According to the abstract on protein structure prediction, what does RASREC raise the benchmark set's average TM-score from and to, compared with the EVFold web server's top ranked models?

# Extract to read
━━━━━━━━

Combining Evolutionary Information and an Iterative Sampling Strategy for Accurate Protein Structure Prediction

Recent work has shown that the accuracy of ab initio structure prediction can be significantly improved by integrating evolutionary information in form of intra-protein residue-residue contacts. Following this seminal result, much effort is put into the improvement of contact predictions. However, there is also a substantial need to develop structure prediction protocols tailored to the type of restraints gained by contact predictions. Here, we present a structure prediction protocol that combines evolutionary information with the resolution-adapted structural recombination approach of Rosetta, called RASREC. Compared to the classic Rosetta ab initio protocol, RASREC achieves improved sampling, better convergence and higher robustness against incorrect distance restraints, making it the ideal sampling strategy for the stated problem. To demonstrate the accuracy of our protocol, we tested the approach on a diverse set of 28 globular proteins. Our method is able to converge for 26 out of the 28 targets and improves the average TM-score of the entire benchmark set from 0.55 to 0.72 when compared to the top ranked models obtained by the EVFold web server using identical contact predictions. Using a smaller benchmark, we furthermore show that the prediction accuracy of our method is only slightly reduced when the contact prediction accuracy is comparatively low. This observation is of special interest for protein sequences that only have a limited number of homologs.

━━━━━━━━

(Dataset entries)

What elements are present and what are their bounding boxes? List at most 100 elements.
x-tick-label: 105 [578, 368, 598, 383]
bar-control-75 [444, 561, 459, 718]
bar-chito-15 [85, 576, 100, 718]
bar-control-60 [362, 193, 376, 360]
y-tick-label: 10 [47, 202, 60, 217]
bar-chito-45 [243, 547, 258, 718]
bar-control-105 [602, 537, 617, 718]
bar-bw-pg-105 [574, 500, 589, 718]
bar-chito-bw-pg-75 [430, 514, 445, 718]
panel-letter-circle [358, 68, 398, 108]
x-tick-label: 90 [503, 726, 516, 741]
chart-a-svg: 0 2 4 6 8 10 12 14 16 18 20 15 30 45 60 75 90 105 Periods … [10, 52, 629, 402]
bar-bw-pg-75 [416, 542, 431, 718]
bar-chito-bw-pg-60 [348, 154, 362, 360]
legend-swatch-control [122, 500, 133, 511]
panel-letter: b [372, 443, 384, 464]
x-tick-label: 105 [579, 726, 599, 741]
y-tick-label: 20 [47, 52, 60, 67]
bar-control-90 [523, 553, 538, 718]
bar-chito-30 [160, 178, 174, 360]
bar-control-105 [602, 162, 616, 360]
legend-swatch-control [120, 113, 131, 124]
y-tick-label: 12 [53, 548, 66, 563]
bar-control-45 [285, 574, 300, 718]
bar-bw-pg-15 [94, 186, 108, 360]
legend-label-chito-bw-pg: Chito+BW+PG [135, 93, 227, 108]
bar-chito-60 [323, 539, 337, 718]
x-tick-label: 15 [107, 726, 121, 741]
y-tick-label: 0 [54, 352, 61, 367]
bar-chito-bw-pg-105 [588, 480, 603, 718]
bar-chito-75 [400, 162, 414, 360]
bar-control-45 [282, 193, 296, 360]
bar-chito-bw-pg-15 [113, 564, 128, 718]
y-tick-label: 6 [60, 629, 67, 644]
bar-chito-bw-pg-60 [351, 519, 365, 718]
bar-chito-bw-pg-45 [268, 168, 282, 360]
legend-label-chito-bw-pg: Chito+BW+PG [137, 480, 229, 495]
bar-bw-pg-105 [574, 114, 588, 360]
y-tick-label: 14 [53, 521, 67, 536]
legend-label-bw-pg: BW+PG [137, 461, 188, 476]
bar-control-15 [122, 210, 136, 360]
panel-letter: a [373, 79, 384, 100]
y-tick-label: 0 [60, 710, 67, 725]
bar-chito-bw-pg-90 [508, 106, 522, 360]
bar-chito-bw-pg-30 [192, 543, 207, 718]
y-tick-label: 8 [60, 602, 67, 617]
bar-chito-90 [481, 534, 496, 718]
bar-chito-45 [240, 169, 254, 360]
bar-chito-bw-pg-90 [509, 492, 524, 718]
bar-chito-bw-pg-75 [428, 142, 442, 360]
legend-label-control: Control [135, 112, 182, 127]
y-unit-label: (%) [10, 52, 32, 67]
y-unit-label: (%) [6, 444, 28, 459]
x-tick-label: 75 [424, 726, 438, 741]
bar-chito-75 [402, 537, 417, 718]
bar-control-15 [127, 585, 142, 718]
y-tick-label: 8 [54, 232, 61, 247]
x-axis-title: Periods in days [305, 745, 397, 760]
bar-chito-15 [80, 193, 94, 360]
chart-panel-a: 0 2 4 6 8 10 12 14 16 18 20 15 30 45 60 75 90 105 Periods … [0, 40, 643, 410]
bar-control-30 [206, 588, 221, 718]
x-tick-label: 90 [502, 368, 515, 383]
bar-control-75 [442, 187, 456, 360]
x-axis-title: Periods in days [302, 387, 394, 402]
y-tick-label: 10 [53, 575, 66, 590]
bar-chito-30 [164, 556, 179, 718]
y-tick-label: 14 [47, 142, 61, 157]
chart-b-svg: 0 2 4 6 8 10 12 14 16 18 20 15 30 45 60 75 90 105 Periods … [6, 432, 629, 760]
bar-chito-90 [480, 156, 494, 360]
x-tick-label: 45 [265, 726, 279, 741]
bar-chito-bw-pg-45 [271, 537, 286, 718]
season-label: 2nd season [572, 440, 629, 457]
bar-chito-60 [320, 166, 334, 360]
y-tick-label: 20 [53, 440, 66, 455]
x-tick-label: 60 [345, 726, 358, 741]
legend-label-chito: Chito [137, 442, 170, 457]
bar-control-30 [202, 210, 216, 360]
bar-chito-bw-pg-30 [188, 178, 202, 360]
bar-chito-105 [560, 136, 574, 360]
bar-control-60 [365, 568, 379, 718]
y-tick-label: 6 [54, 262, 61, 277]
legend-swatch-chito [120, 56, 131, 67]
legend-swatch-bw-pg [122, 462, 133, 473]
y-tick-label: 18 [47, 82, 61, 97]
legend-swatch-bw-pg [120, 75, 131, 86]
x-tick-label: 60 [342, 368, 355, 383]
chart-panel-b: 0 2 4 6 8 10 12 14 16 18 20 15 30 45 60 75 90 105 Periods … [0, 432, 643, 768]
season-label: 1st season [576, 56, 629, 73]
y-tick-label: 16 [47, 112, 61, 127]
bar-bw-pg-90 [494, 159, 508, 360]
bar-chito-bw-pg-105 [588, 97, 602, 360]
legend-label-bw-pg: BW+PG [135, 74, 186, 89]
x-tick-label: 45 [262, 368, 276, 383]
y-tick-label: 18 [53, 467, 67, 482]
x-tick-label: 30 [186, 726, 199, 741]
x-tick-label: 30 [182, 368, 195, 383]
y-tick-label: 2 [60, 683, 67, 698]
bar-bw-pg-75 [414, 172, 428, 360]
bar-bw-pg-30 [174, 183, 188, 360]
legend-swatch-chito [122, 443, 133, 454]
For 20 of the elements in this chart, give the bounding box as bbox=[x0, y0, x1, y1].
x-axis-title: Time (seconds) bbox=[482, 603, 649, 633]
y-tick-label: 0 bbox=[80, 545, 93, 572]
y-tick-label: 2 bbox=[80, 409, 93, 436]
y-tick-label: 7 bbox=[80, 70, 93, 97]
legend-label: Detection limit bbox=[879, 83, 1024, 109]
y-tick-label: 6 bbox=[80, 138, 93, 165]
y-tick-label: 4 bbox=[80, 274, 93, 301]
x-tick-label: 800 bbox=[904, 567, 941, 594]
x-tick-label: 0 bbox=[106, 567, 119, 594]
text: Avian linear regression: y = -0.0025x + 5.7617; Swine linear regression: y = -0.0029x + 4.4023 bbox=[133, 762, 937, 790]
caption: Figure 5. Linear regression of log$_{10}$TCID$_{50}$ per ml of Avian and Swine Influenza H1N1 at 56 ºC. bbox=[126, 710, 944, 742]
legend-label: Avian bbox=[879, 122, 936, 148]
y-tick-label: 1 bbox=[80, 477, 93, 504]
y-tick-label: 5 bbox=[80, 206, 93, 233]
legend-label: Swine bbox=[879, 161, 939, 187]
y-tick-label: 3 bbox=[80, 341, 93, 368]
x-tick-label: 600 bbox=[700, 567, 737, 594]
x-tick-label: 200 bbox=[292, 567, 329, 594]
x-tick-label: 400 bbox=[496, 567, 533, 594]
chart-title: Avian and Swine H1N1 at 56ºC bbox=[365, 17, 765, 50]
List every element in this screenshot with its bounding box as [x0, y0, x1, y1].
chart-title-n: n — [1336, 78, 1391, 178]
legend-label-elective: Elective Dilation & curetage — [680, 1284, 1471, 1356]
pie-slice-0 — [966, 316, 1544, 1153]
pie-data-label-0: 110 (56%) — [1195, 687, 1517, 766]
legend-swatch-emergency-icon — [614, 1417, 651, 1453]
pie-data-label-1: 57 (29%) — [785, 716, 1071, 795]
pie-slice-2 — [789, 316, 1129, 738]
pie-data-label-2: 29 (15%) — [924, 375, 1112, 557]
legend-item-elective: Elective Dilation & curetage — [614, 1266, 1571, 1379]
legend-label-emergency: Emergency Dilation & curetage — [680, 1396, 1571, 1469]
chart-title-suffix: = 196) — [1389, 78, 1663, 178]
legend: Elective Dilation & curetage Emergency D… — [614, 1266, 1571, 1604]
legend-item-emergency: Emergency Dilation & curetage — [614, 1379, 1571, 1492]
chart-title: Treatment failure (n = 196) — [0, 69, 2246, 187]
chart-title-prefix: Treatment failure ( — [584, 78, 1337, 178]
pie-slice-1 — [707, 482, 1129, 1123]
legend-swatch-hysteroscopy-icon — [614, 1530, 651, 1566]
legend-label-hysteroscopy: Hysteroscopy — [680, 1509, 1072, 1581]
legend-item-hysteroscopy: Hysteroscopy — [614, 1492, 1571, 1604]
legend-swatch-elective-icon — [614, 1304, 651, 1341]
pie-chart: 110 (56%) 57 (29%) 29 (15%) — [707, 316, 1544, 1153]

━━━━━━━━

# Task response
From 0.55 to 0.72.